> What to produce: Gather all lines in the entries below that include the word "Производительность".

> Entries shown:
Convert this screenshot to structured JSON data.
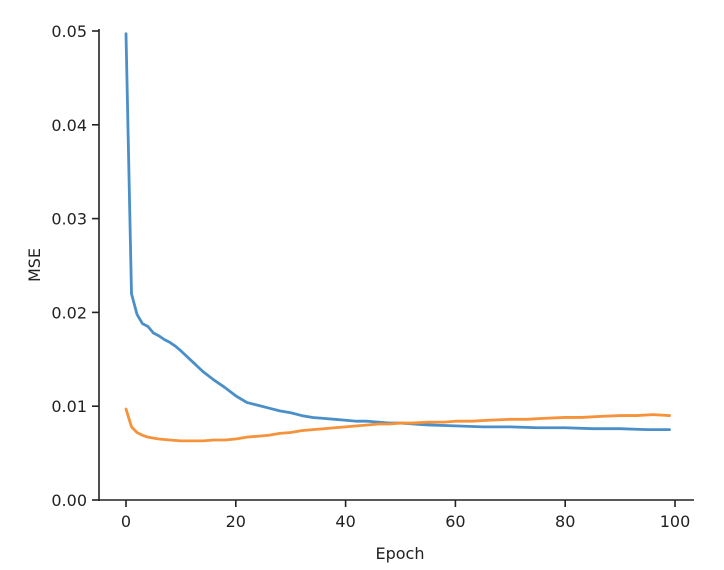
{
  "chart_data": {
    "type": "line",
    "title": "",
    "xlabel": "Epoch",
    "ylabel": "MSE",
    "xlim": [
      -5,
      103
    ],
    "ylim": [
      0,
      0.05
    ],
    "xticks": [
      0,
      20,
      40,
      60,
      80,
      100
    ],
    "xtick_labels": [
      "0",
      "20",
      "40",
      "60",
      "80",
      "100"
    ],
    "yticks": [
      0,
      0.01,
      0.02,
      0.03,
      0.04,
      0.05
    ],
    "ytick_labels": [
      "0.00",
      "0.01",
      "0.02",
      "0.03",
      "0.04",
      "0.05"
    ],
    "grid": false,
    "legend": "none",
    "series": [
      {
        "color": "#4a8fc8",
        "x": [
          0,
          1,
          2,
          3,
          4,
          5,
          6,
          7,
          8,
          9,
          10,
          12,
          14,
          16,
          18,
          20,
          22,
          24,
          26,
          28,
          30,
          32,
          34,
          36,
          38,
          40,
          42,
          44,
          46,
          48,
          50,
          55,
          60,
          65,
          70,
          75,
          80,
          85,
          90,
          95,
          99
        ],
        "y": [
          0.0497,
          0.022,
          0.0198,
          0.0188,
          0.0185,
          0.0178,
          0.0175,
          0.0171,
          0.0168,
          0.0164,
          0.0159,
          0.0148,
          0.0137,
          0.0128,
          0.012,
          0.0111,
          0.0104,
          0.0101,
          0.0098,
          0.0095,
          0.0093,
          0.009,
          0.0088,
          0.0087,
          0.0086,
          0.0085,
          0.0084,
          0.0084,
          0.0083,
          0.0082,
          0.0082,
          0.008,
          0.0079,
          0.0078,
          0.0078,
          0.0077,
          0.0077,
          0.0076,
          0.0076,
          0.0075,
          0.0075
        ]
      },
      {
        "color": "#f5923a",
        "x": [
          0,
          1,
          2,
          3,
          4,
          5,
          6,
          8,
          10,
          12,
          14,
          16,
          18,
          20,
          22,
          24,
          26,
          28,
          30,
          32,
          34,
          36,
          38,
          40,
          42,
          44,
          46,
          48,
          50,
          52,
          55,
          58,
          60,
          63,
          66,
          70,
          73,
          76,
          80,
          83,
          86,
          90,
          93,
          96,
          99
        ],
        "y": [
          0.0097,
          0.0078,
          0.0072,
          0.0069,
          0.0067,
          0.0066,
          0.0065,
          0.0064,
          0.0063,
          0.0063,
          0.0063,
          0.0064,
          0.0064,
          0.0065,
          0.0067,
          0.0068,
          0.0069,
          0.0071,
          0.0072,
          0.0074,
          0.0075,
          0.0076,
          0.0077,
          0.0078,
          0.0079,
          0.008,
          0.0081,
          0.0081,
          0.0082,
          0.0082,
          0.0083,
          0.0083,
          0.0084,
          0.0084,
          0.0085,
          0.0086,
          0.0086,
          0.0087,
          0.0088,
          0.0088,
          0.0089,
          0.009,
          0.009,
          0.0091,
          0.009
        ]
      }
    ]
  }
}
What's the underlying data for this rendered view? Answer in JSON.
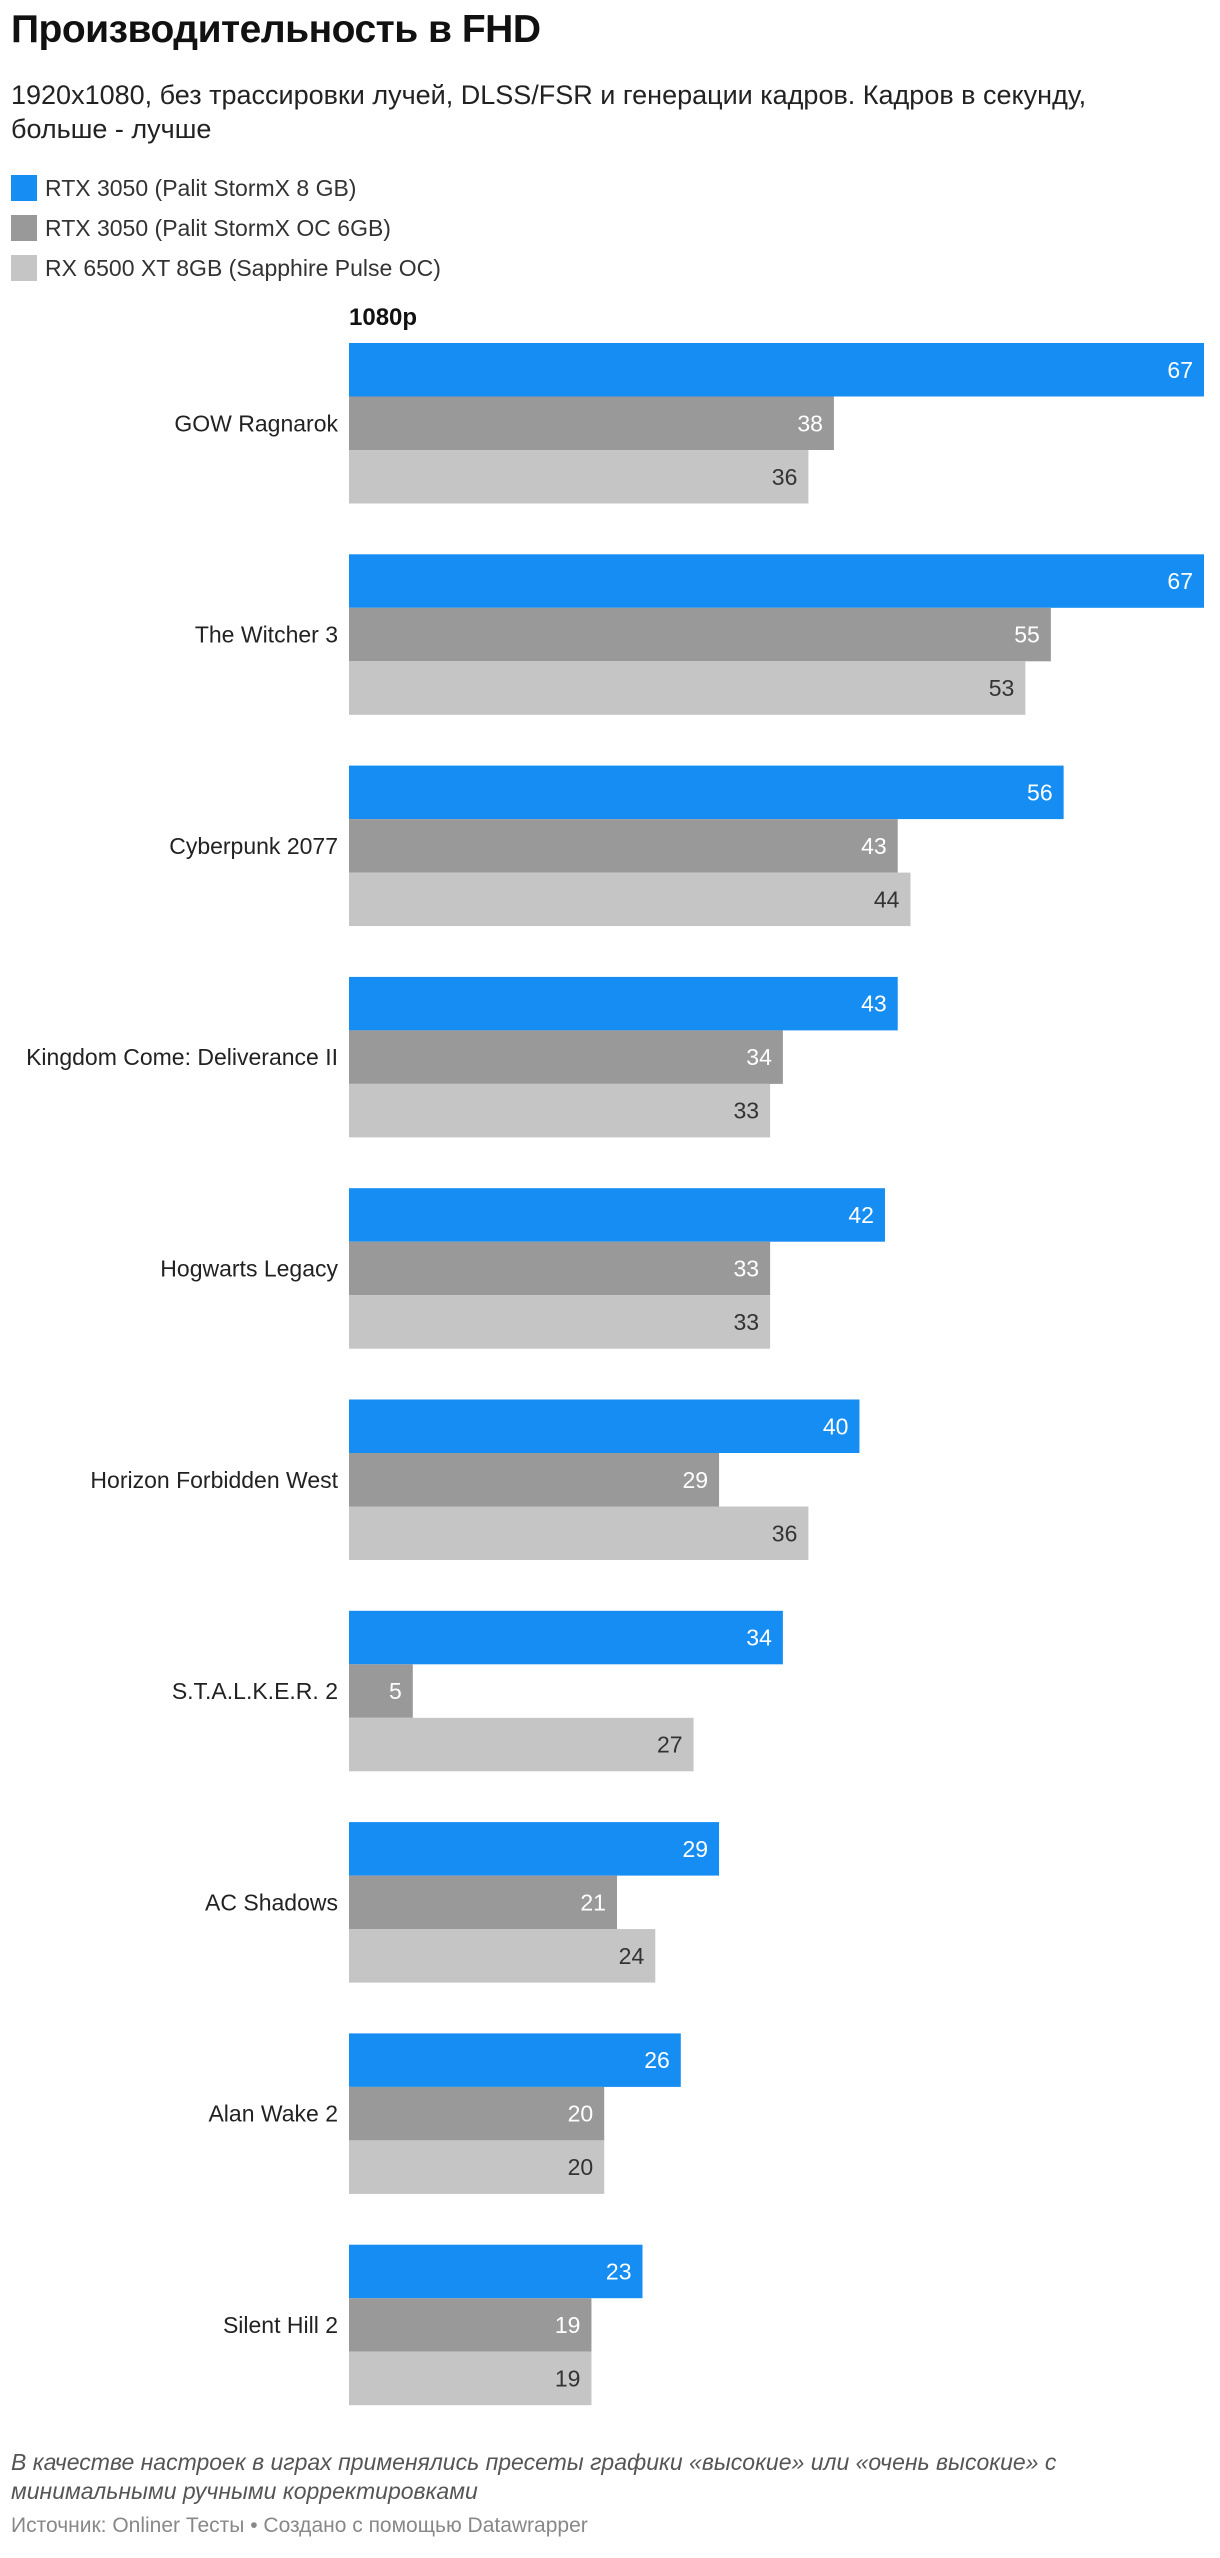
{
  "title": "Производительность в FHD",
  "subtitle": "1920x1080, без трассировки лучей, DLSS/FSR и генерации кадров. Кадров в секунду, больше - лучше",
  "legend": [
    {
      "label": "RTX 3050 (Palit StormX 8 GB)",
      "color": "#168df2"
    },
    {
      "label": "RTX 3050 (Palit StormX OC 6GB)",
      "color": "#999999"
    },
    {
      "label": "RX 6500 XT 8GB (Sapphire Pulse OC)",
      "color": "#c5c5c5"
    }
  ],
  "panel_label": "1080p",
  "note": "В качестве настроек в играх применялись пресеты графики «высокие» или «очень высокие» с минимальными ручными корректировками",
  "source": "Источник: Onliner Тесты • Создано с помощью Datawrapper",
  "chart_data": {
    "type": "bar",
    "orientation": "horizontal",
    "title": "Производительность в FHD",
    "xlabel": "",
    "ylabel": "",
    "xlim": [
      0,
      67
    ],
    "grid": false,
    "categories": [
      "GOW Ragnarok",
      "The Witcher 3",
      "Cyberpunk 2077",
      "Kingdom Come: Deliverance II",
      "Hogwarts Legacy",
      "Horizon Forbidden West",
      "S.T.A.L.K.E.R. 2",
      "AC Shadows",
      "Alan Wake 2",
      "Silent Hill 2"
    ],
    "series": [
      {
        "name": "RTX 3050 (Palit StormX 8 GB)",
        "color": "#168df2",
        "label_color": "#ffffff",
        "values": [
          67,
          67,
          56,
          43,
          42,
          40,
          34,
          29,
          26,
          23
        ]
      },
      {
        "name": "RTX 3050 (Palit StormX OC 6GB)",
        "color": "#999999",
        "label_color": "#ffffff",
        "values": [
          38,
          55,
          43,
          34,
          33,
          29,
          5,
          21,
          20,
          19
        ]
      },
      {
        "name": "RX 6500 XT 8GB (Sapphire Pulse OC)",
        "color": "#c5c5c5",
        "label_color": "#333333",
        "values": [
          36,
          53,
          44,
          33,
          33,
          36,
          27,
          24,
          20,
          19
        ]
      }
    ]
  }
}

> Written answer:
  "title": "Производительность в FHD",
    "title": "Производительность в FHD",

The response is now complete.